Task brief
Look through the records that follow. Copy every line containing the word "星汉灿烂".

● ● ● ● ●

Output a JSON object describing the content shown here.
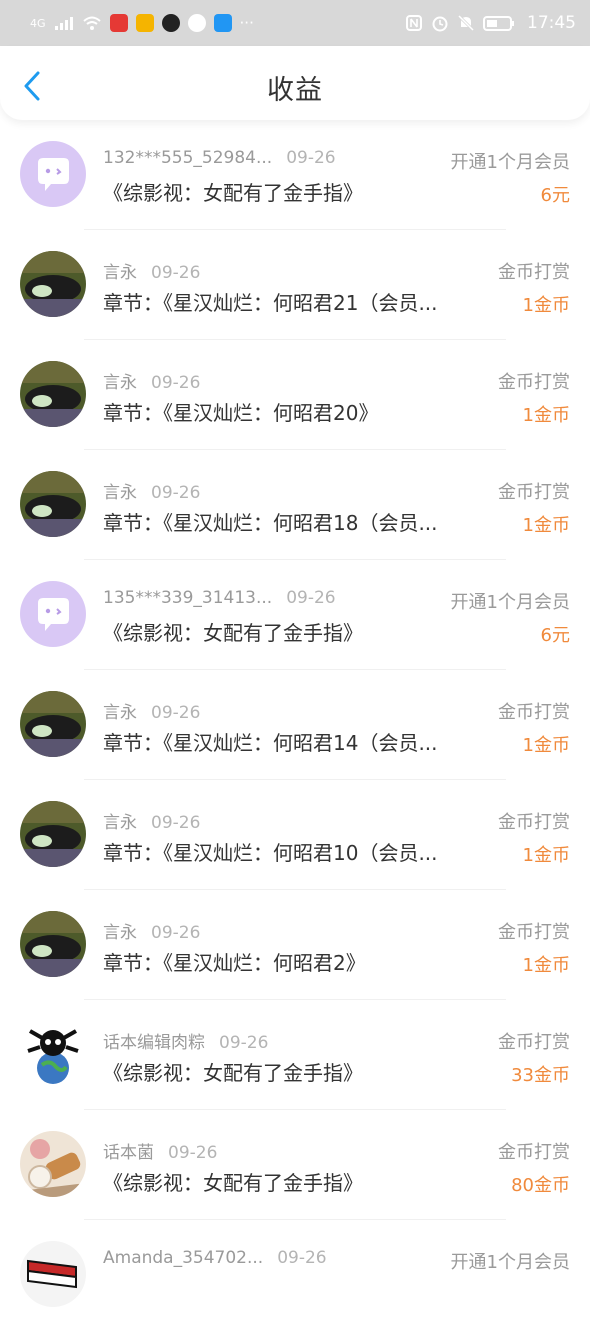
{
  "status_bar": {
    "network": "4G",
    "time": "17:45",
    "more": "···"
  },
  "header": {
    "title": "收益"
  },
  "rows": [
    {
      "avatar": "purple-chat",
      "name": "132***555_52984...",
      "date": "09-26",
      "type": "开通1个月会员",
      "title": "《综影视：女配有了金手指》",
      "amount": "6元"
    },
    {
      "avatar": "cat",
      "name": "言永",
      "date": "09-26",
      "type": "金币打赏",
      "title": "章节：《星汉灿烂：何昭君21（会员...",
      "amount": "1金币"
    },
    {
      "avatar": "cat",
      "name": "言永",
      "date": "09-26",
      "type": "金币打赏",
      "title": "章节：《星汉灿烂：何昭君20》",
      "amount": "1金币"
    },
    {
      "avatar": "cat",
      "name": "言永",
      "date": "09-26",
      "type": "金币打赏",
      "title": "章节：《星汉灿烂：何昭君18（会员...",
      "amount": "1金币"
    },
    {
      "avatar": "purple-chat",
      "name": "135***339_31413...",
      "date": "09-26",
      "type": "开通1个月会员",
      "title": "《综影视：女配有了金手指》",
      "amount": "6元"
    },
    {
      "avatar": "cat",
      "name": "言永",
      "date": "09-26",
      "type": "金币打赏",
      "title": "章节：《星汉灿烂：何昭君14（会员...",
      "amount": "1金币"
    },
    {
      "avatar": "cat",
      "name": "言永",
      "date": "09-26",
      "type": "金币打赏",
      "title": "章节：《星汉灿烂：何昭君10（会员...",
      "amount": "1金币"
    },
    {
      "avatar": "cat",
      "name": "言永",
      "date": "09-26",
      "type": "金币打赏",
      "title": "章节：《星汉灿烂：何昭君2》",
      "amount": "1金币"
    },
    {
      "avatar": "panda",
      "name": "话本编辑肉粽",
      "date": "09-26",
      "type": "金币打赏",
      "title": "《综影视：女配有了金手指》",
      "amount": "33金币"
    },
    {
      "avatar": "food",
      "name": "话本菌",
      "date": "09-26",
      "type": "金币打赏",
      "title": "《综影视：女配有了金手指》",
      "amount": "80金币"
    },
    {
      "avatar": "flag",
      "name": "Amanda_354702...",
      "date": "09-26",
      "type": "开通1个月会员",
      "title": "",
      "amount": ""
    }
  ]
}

● ● ● ● ●

Response to this task
      "title": "章节：《星汉灿烂：何昭君21（会员...",
      "title": "章节：《星汉灿烂：何昭君20》",
      "title": "章节：《星汉灿烂：何昭君18（会员...",
      "title": "章节：《星汉灿烂：何昭君14（会员...",
      "title": "章节：《星汉灿烂：何昭君10（会员...",
      "title": "章节：《星汉灿烂：何昭君2》",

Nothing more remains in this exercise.